Given request: Leave the pictures out and print every record below exactly as it stands.

Information provided:

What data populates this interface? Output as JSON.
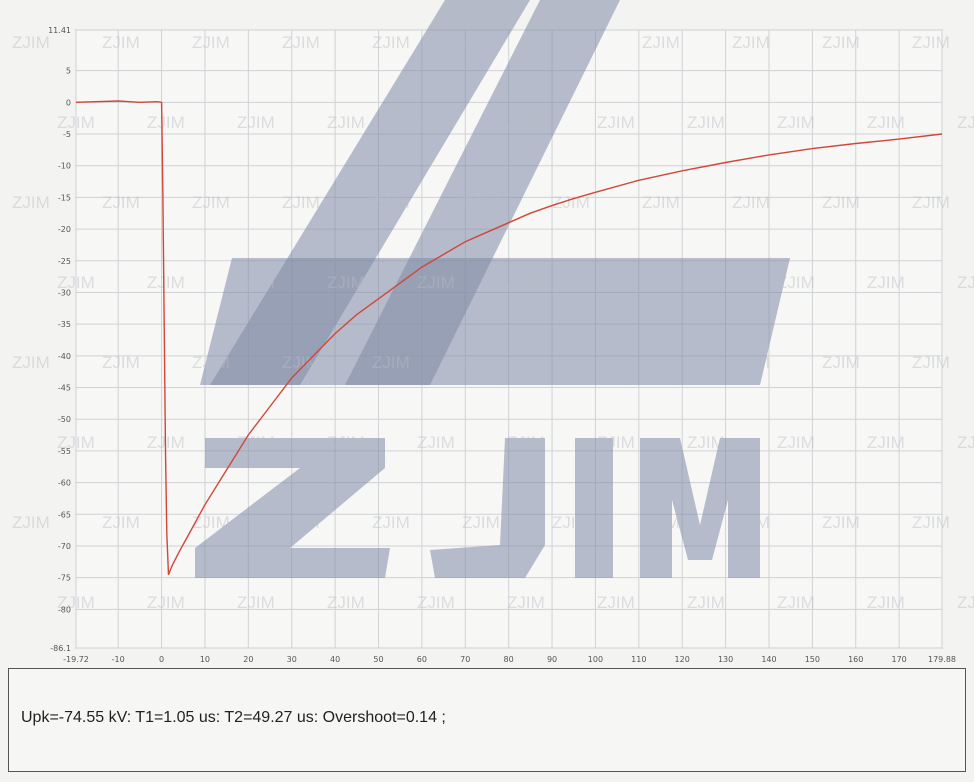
{
  "brand": {
    "watermark_text": "ZJIM",
    "watermark_color": "#7f8aa6",
    "trace_color": "#d0473a"
  },
  "chart_data": {
    "type": "line",
    "title": "",
    "xlabel": "",
    "ylabel": "",
    "xlim": [
      -19.72,
      179.88
    ],
    "ylim": [
      -86.1,
      11.41
    ],
    "grid": true,
    "legend": "none",
    "x_ticks": [
      "-19.72",
      "-10",
      "0",
      "10",
      "20",
      "30",
      "40",
      "50",
      "60",
      "70",
      "80",
      "90",
      "100",
      "110",
      "120",
      "130",
      "140",
      "150",
      "160",
      "170",
      "179.88"
    ],
    "y_ticks": [
      "11.41",
      "5",
      "0",
      "-5",
      "-10",
      "-15",
      "-20",
      "-25",
      "-30",
      "-35",
      "-40",
      "-45",
      "-50",
      "-55",
      "-60",
      "-65",
      "-70",
      "-75",
      "-80",
      "-86.1"
    ],
    "series": [
      {
        "name": "",
        "x": [
          -19.72,
          -10,
          -5,
          -1,
          0,
          0.3,
          0.6,
          0.9,
          1.2,
          1.6,
          2.5,
          4,
          6,
          8,
          10,
          15,
          20,
          25,
          30,
          35,
          40,
          45,
          50,
          55,
          60,
          65,
          70,
          75,
          80,
          85,
          90,
          95,
          100,
          110,
          120,
          130,
          140,
          150,
          160,
          170,
          179.88
        ],
        "y": [
          0,
          0.2,
          0,
          0.1,
          0,
          -15,
          -35,
          -55,
          -68,
          -74.55,
          -73,
          -71,
          -68.5,
          -66,
          -63.5,
          -58,
          -52.5,
          -48,
          -43.5,
          -40,
          -36.5,
          -33.5,
          -31,
          -28.5,
          -26,
          -24,
          -22,
          -20.5,
          -19,
          -17.5,
          -16.3,
          -15.2,
          -14.2,
          -12.3,
          -10.8,
          -9.5,
          -8.3,
          -7.3,
          -6.5,
          -5.8,
          -5
        ]
      }
    ]
  },
  "status": {
    "text": "Upk=-74.55 kV: T1=1.05 us: T2=49.27 us: Overshoot=0.14 ;"
  }
}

Result of this exercise:
What data populates this interface? Output as JSON.
{
  "brand": {
    "watermark_text": "ZJIM",
    "watermark_color": "#7f8aa6",
    "trace_color": "#d0473a"
  },
  "chart_data": {
    "type": "line",
    "title": "",
    "xlabel": "",
    "ylabel": "",
    "xlim": [
      -19.72,
      179.88
    ],
    "ylim": [
      -86.1,
      11.41
    ],
    "grid": true,
    "legend": "none",
    "x_ticks": [
      "-19.72",
      "-10",
      "0",
      "10",
      "20",
      "30",
      "40",
      "50",
      "60",
      "70",
      "80",
      "90",
      "100",
      "110",
      "120",
      "130",
      "140",
      "150",
      "160",
      "170",
      "179.88"
    ],
    "y_ticks": [
      "11.41",
      "5",
      "0",
      "-5",
      "-10",
      "-15",
      "-20",
      "-25",
      "-30",
      "-35",
      "-40",
      "-45",
      "-50",
      "-55",
      "-60",
      "-65",
      "-70",
      "-75",
      "-80",
      "-86.1"
    ],
    "series": [
      {
        "name": "",
        "x": [
          -19.72,
          -10,
          -5,
          -1,
          0,
          0.3,
          0.6,
          0.9,
          1.2,
          1.6,
          2.5,
          4,
          6,
          8,
          10,
          15,
          20,
          25,
          30,
          35,
          40,
          45,
          50,
          55,
          60,
          65,
          70,
          75,
          80,
          85,
          90,
          95,
          100,
          110,
          120,
          130,
          140,
          150,
          160,
          170,
          179.88
        ],
        "y": [
          0,
          0.2,
          0,
          0.1,
          0,
          -15,
          -35,
          -55,
          -68,
          -74.55,
          -73,
          -71,
          -68.5,
          -66,
          -63.5,
          -58,
          -52.5,
          -48,
          -43.5,
          -40,
          -36.5,
          -33.5,
          -31,
          -28.5,
          -26,
          -24,
          -22,
          -20.5,
          -19,
          -17.5,
          -16.3,
          -15.2,
          -14.2,
          -12.3,
          -10.8,
          -9.5,
          -8.3,
          -7.3,
          -6.5,
          -5.8,
          -5
        ]
      }
    ]
  },
  "status": {
    "text": "Upk=-74.55 kV: T1=1.05 us: T2=49.27 us: Overshoot=0.14 ;"
  }
}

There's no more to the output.